======== Texte extrait

Le président Obama, à sa façon, croit en un Monde unique. Dans le discours qu'il a prononcé au Caire en 2009, il appelait à une nouvelle ère de compréhension entre l'Amérique et le monde musulman. Il évoquait un monde fondé sur "le respect mutuel et (...) sur la vérité selon laquelle l'Amérique et l'islam ne sont pas contradictoires et ne doivent pas rivaliser. Au contraire, ils partagent des principes communs". Le président américain espérait que les musulmans modérés s'empresseraient d'accepter cette main tendue. Il ne resterait plus alors qu'à éliminer la minorité extrémiste, telle qu'Al-Qaida.

Bien entendu, les choses ne se sont pas déroulées comme prévu. Et le comportement récent de la Turquie constitue une illustration parfaite de la futilité de cette approche et de la supériorité du modèle d'Huntington. Selon la vision du Monde unique, la Turquie est un îlot de modération musulmane dans un océan d'extrémisme. C'est sur la base de cette analyse que plusieurs présidents américains successifs ont pressé l'Union européenne d'accepter d'intégrer la Turquie dans ses rangs.

Cette illusion vient de voler en éclats. Il y a un an, le premier ministre turc Recep Tayyip Erdogan félicitait pour sa réélection l'Iranien Mahmoud Ahmadinejad, qui n'avait conservé la présidence que grâce à une fraude manifeste. Puis la Turquie se rangea aux côtés du Brésil pour entraver les efforts américains visant à renforcer les sanctions imposées par l'ONU pour stopper le programme nucléaire iranien. Tout récemment enfin, la Turquie a sponsorisé la "flottille humanitaire" destinée à briser le blocus israélien de Gaza et à offrir au Hamas une victoire sur le plan des relations publiques.

Certes, il reste à Istanbul des laïques qui continuent de révérer l'héritage d'Atatürk. Mais ils ne contrôlent aucun des ministères clés et l'emprise qu'ils exerçaient sur l'armée est en train de s'effriter. Aujourd'hui à Istanbul, on évoque ouvertement une "alternative ottomane" qui renvoie à l'époque où le sultan régnait sur un empire s'étendant de l'Afrique du Nord au Caucase.

Si l'on ne peut plus compter sur la Turquie pour se rapprocher de l'Occident, vers quel autre pays du monde musulman peut-on se tourner ? Tous les pays arabes sauf l'Irak - une démocratie précaire créée par les Etats-Unis - sont dirigés par des despotes de tout acabit. Et les groupes d'opposition qui bénéficient d'un soutien significatif parmi les populations locales sont tous dirigés par des organisations islamistes, telles que les Frères musulmans égyptiens.

================
======== Relevé des données

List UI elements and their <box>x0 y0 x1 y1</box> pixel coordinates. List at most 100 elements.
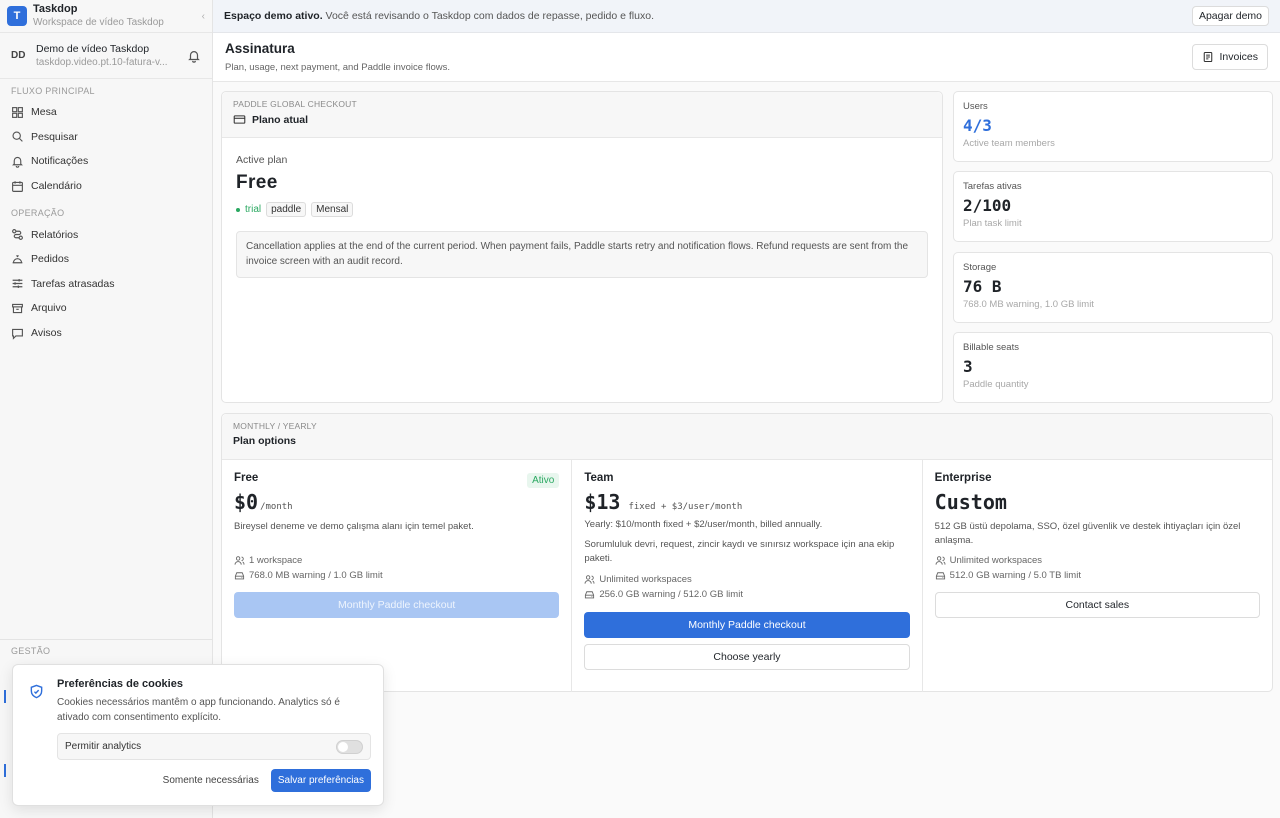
archive-icon <box>12 303 23 314</box>
stat-value: 4/3 <box>963 116 992 135</box>
active-indicator <box>4 690 6 703</box>
yearly-price: Yearly: $10/month fixed + $2/user/month,… <box>584 519 823 530</box>
stat-tasks: Tarefas ativas 2/100 Plan task limit <box>953 171 1273 242</box>
sidebar-item-label: Notificações <box>31 155 89 168</box>
analytics-toggle-row[interactable]: Permitir analytics <box>57 733 371 760</box>
price-suffix: fixed + $3/user/month <box>628 502 743 512</box>
plan-description: 512 GB üstü depolama, SSO, özel güvenlik… <box>934 521 1241 546</box>
sidebar-item-label: Relatórios <box>31 228 79 241</box>
dialog-text: Cookies necessários mantêm o app funcion… <box>57 697 340 723</box>
save-preferences-button[interactable]: Salvar preferências <box>270 769 371 792</box>
plan-price: $13 <box>584 490 621 514</box>
sidebar-item-notificacoes[interactable]: Notificações <box>0 149 212 174</box>
sidebar-item-arquivo[interactable]: Arquivo <box>0 296 212 321</box>
price-suffix: /month <box>260 502 293 512</box>
toggle-label: Permitir analytics <box>65 741 142 752</box>
bell-service-icon <box>12 255 23 264</box>
users-icon <box>234 556 245 565</box>
stat-label: Billable seats <box>963 342 1019 353</box>
choose-yearly-button[interactable]: Choose yearly <box>584 644 910 670</box>
plan-option-team: Team $13 fixed + $3/user/month Yearly: $… <box>572 460 923 692</box>
plan-description: Sorumluluk devri, request, zincir kaydı … <box>584 539 895 564</box>
current-plan-card: PADDLE GLOBAL CHECKOUT Plano atual Activ… <box>221 91 943 403</box>
plan-feature: 1 workspace <box>234 555 559 566</box>
page-title: Assinatura <box>225 41 295 56</box>
monthly-checkout-button[interactable]: Monthly Paddle checkout <box>584 612 910 638</box>
account-switcher[interactable]: DD Demo de vídeo Taskdop taskdop.video.p… <box>0 33 212 79</box>
bell-icon[interactable] <box>187 49 201 63</box>
billing-period-tag: Mensal <box>311 202 354 217</box>
invoices-button[interactable]: Invoices <box>1192 44 1268 70</box>
bell-icon <box>12 156 23 168</box>
plan-name: Free <box>234 472 259 484</box>
active-badge: Ativo <box>527 473 560 488</box>
plan-options-card: MONTHLY / YEARLY Plan options Free Ativo… <box>221 413 1273 692</box>
drive-icon <box>935 572 945 580</box>
avatar: DD <box>11 50 26 61</box>
document-icon <box>1204 51 1213 63</box>
plan-option-free: Free Ativo $0 /month Bireysel deneme ve … <box>222 460 573 692</box>
sidebar-item-relatorios[interactable]: Relatórios <box>0 222 212 247</box>
brand[interactable]: T Taskdop Workspace de vídeo Taskdop ‹ <box>0 0 212 33</box>
section-label-operacao: OPERAÇÃO <box>11 208 65 219</box>
active-indicator <box>4 764 6 777</box>
plan-feature: Unlimited workspaces <box>935 555 1260 566</box>
stat-users: Users 4/3 Active team members <box>953 91 1273 162</box>
plan-price: Custom <box>934 490 1007 514</box>
delete-demo-button[interactable]: Apagar demo <box>1191 6 1269 26</box>
cookie-preferences-dialog: Preferências de cookies Cookies necessár… <box>12 664 384 806</box>
brand-subtitle: Workspace de vídeo Taskdop <box>33 17 164 28</box>
stat-label: Storage <box>963 262 997 273</box>
drive-icon <box>234 572 245 580</box>
plan-name: Team <box>584 472 614 484</box>
search-icon <box>12 131 23 143</box>
analytics-toggle[interactable] <box>336 739 363 754</box>
sidebar-item-pedidos[interactable]: Pedidos <box>0 247 212 272</box>
active-plan-label: Active plan <box>236 154 288 166</box>
sidebar-item-label: Mesa <box>31 106 57 119</box>
shield-icon <box>30 684 43 699</box>
status-badge: trial <box>236 204 261 215</box>
users-icon <box>935 556 946 565</box>
sliders-icon <box>12 279 23 289</box>
stat-billable-seats: Billable seats 3 Paddle quantity <box>953 332 1273 403</box>
plan-feature: 256.0 GB warning / 512.0 GB limit <box>584 589 909 600</box>
stat-sub: 768.0 MB warning, 1.0 GB limit <box>963 299 1094 310</box>
plan-name: Enterprise <box>934 472 992 484</box>
only-necessary-button[interactable]: Somente necessárias <box>163 775 259 786</box>
cancellation-notice: Cancellation applies at the end of the c… <box>236 231 928 278</box>
account-name: Demo de vídeo Taskdop <box>36 42 150 55</box>
stat-sub: Paddle quantity <box>963 379 1029 390</box>
calendar-icon <box>12 180 23 192</box>
sidebar-item-calendario[interactable]: Calendário <box>0 174 212 199</box>
section-gestao: GESTÃO <box>0 639 212 660</box>
stat-label: Users <box>963 101 988 112</box>
stat-value: 76 B <box>963 277 1002 296</box>
card-title: Plano atual <box>233 113 931 126</box>
card-eyebrow: MONTHLY / YEARLY <box>233 421 317 431</box>
message-icon <box>12 328 23 340</box>
plan-price: $0 <box>234 490 259 514</box>
sidebar-item-mesa[interactable]: Mesa <box>0 100 212 125</box>
demo-banner: Espaço demo ativo. Você está revisando o… <box>213 0 1280 33</box>
stat-value: 3 <box>963 357 973 376</box>
route-icon <box>12 229 23 241</box>
stat-sub: Plan task limit <box>963 218 1022 229</box>
card-eyebrow: PADDLE GLOBAL CHECKOUT <box>233 99 357 109</box>
sidebar-item-avisos[interactable]: Avisos <box>0 321 212 346</box>
monthly-checkout-button[interactable]: Monthly Paddle checkout <box>234 592 560 618</box>
sidebar-item-tarefas-atrasadas[interactable]: Tarefas atrasadas <box>0 272 212 297</box>
sidebar-item-pesquisar[interactable]: Pesquisar <box>0 125 212 150</box>
active-plan-name: Free <box>236 172 278 193</box>
contact-sales-button[interactable]: Contact sales <box>934 592 1260 618</box>
chevron-left-icon[interactable]: ‹ <box>202 11 205 22</box>
stat-storage: Storage 76 B 768.0 MB warning, 1.0 GB li… <box>953 252 1273 323</box>
page-subtitle: Plan, usage, next payment, and Paddle in… <box>225 62 450 73</box>
stat-label: Tarefas ativas <box>963 181 1022 192</box>
grid-icon <box>12 106 23 118</box>
plan-feature: Unlimited workspaces <box>584 574 909 585</box>
sidebar-item-label: Pesquisar <box>31 130 78 143</box>
provider-tag: paddle <box>266 202 307 217</box>
sidebar-item-label: Arquivo <box>31 302 67 315</box>
brand-logo: T <box>7 6 27 26</box>
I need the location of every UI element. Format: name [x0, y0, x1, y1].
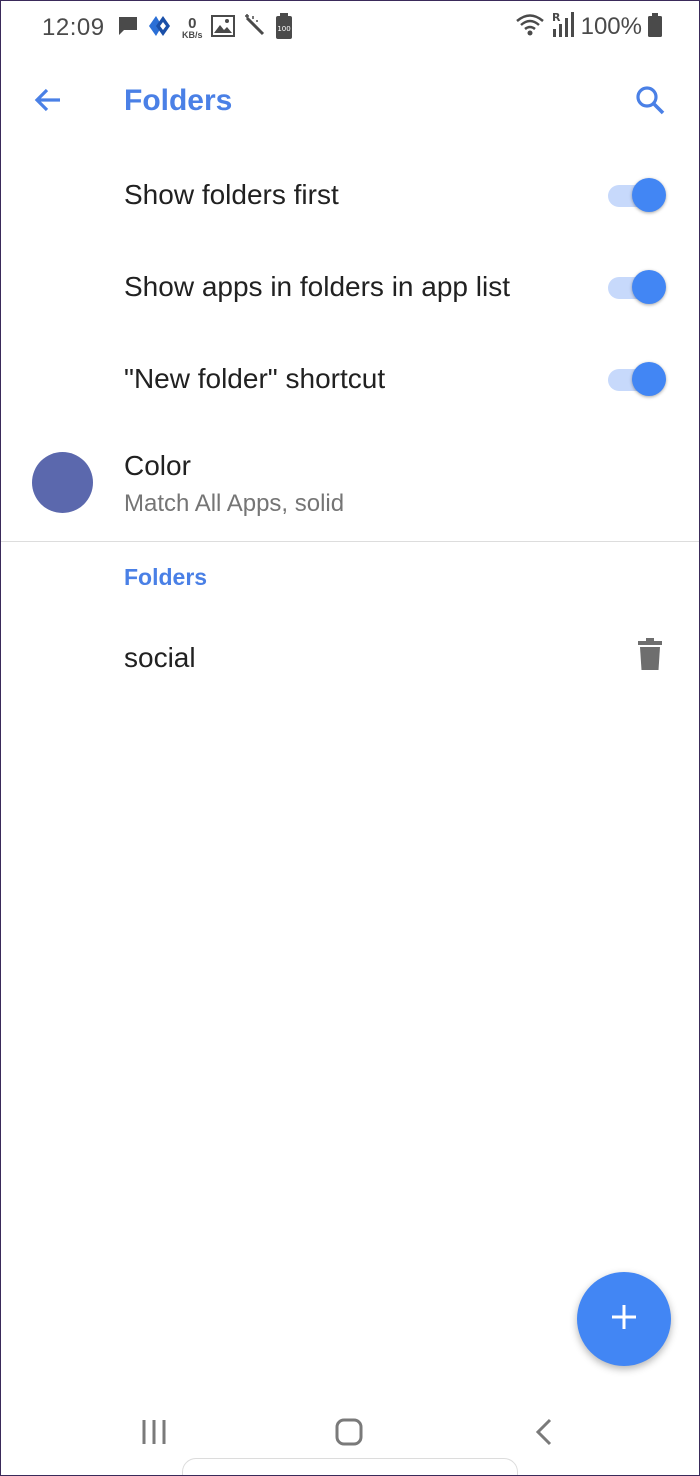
home-indicator — [182, 1458, 518, 1476]
setting-show-folders-first[interactable]: Show folders first — [0, 149, 700, 241]
switch-thumb — [632, 362, 666, 396]
home-icon — [334, 1417, 364, 1452]
page-title: Folders — [124, 84, 233, 117]
nav-back-button[interactable] — [520, 1414, 568, 1454]
color-title: Color — [124, 450, 191, 481]
setting-show-apps-in-folders[interactable]: Show apps in folders in app list — [0, 241, 700, 333]
setting-label: Show folders first — [124, 179, 339, 210]
net-speed-icon: 0 KB/s — [182, 16, 203, 40]
divider — [0, 541, 700, 542]
recent-apps-button[interactable] — [130, 1414, 178, 1454]
show-apps-in-folders-switch[interactable] — [608, 269, 666, 304]
folder-item[interactable]: social — [0, 612, 700, 704]
roaming-signal-icon: R — [551, 11, 575, 44]
color-swatch — [32, 452, 93, 513]
delete-icon — [638, 637, 662, 675]
recent-apps-icon — [140, 1419, 168, 1450]
app-notification-icon — [148, 14, 174, 43]
net-speed-unit: KB/s — [182, 30, 203, 40]
add-folder-button[interactable] — [577, 1272, 671, 1366]
magic-wand-icon — [243, 13, 267, 43]
switch-thumb — [632, 270, 666, 304]
back-arrow-icon — [32, 84, 64, 121]
delete-folder-button[interactable] — [634, 637, 666, 675]
show-folders-first-switch[interactable] — [608, 177, 666, 212]
search-button[interactable] — [630, 82, 670, 122]
status-time: 12:09 — [42, 14, 105, 41]
switch-thumb — [632, 178, 666, 212]
svg-text:100: 100 — [277, 25, 290, 33]
setting-label: Show apps in folders in app list — [124, 271, 510, 302]
image-icon — [210, 14, 235, 42]
wifi-icon — [515, 12, 545, 43]
back-icon — [534, 1417, 554, 1452]
home-button[interactable] — [325, 1414, 373, 1454]
status-bar: 12:09 0 KB/s 100 R 100% — [0, 0, 700, 56]
net-speed-value: 0 — [188, 15, 197, 32]
folder-name: social — [124, 642, 196, 673]
search-icon — [634, 84, 666, 121]
color-subtitle: Match All Apps, solid — [124, 490, 345, 517]
setting-new-folder-shortcut[interactable]: "New folder" shortcut — [0, 333, 700, 425]
setting-label: "New folder" shortcut — [124, 363, 386, 394]
battery-icon — [648, 12, 662, 42]
message-icon — [116, 14, 140, 43]
svg-text:R: R — [552, 11, 561, 24]
new-folder-shortcut-switch[interactable] — [608, 361, 666, 396]
color-setting[interactable]: Color Match All Apps, solid — [0, 432, 700, 540]
app-bar: Folders — [0, 60, 700, 144]
plus-icon — [610, 1303, 638, 1336]
folders-section-header: Folders — [124, 564, 208, 590]
battery-saver-icon: 100 — [275, 12, 293, 44]
status-icons-left: 0 KB/s 100 — [116, 12, 293, 44]
back-button[interactable] — [28, 82, 68, 122]
battery-percent: 100% — [580, 13, 642, 40]
status-icons-right: R 100% — [515, 11, 662, 44]
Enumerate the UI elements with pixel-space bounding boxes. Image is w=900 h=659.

================

» Consigne écrite A:
Répondez aux questions suivantes à partir du texte extrait.
(i) En quelle année le président Obama a-t-il prononcé son discours au Caire ?
(ii) Aux côtés de quel pays la Turquie s'est-elle rangée pour entraver les efforts américains sur les sanctions de l'ONU ?
(iii) Quel pays arabe fait exception parmi ceux dirigés par des despotes ?
» Consigne écrite B: Recopiez le passage du texte extrait qui va de « Si l'on ne peut » jusqu'à « Frères musulmans égyptiens. » inclus.

» Corrigé A:
(i) En 2009.
(ii) Le Brésil.
(iii) L'Irak.

» Corrigé B:
Si l'on ne peut plus compter sur la Turquie pour se rapprocher de l'Occident, vers quel autre pays du monde musulman peut-on se tourner ? Tous les pays arabes sauf l'Irak - une démocratie précaire créée par les Etats-Unis - sont dirigés par des despotes de tout acabit. Et les groupes d'opposition qui bénéficient d'un soutien significatif parmi les populations locales sont tous dirigés par des organisations islamistes, telles que les Frères musulmans égyptiens.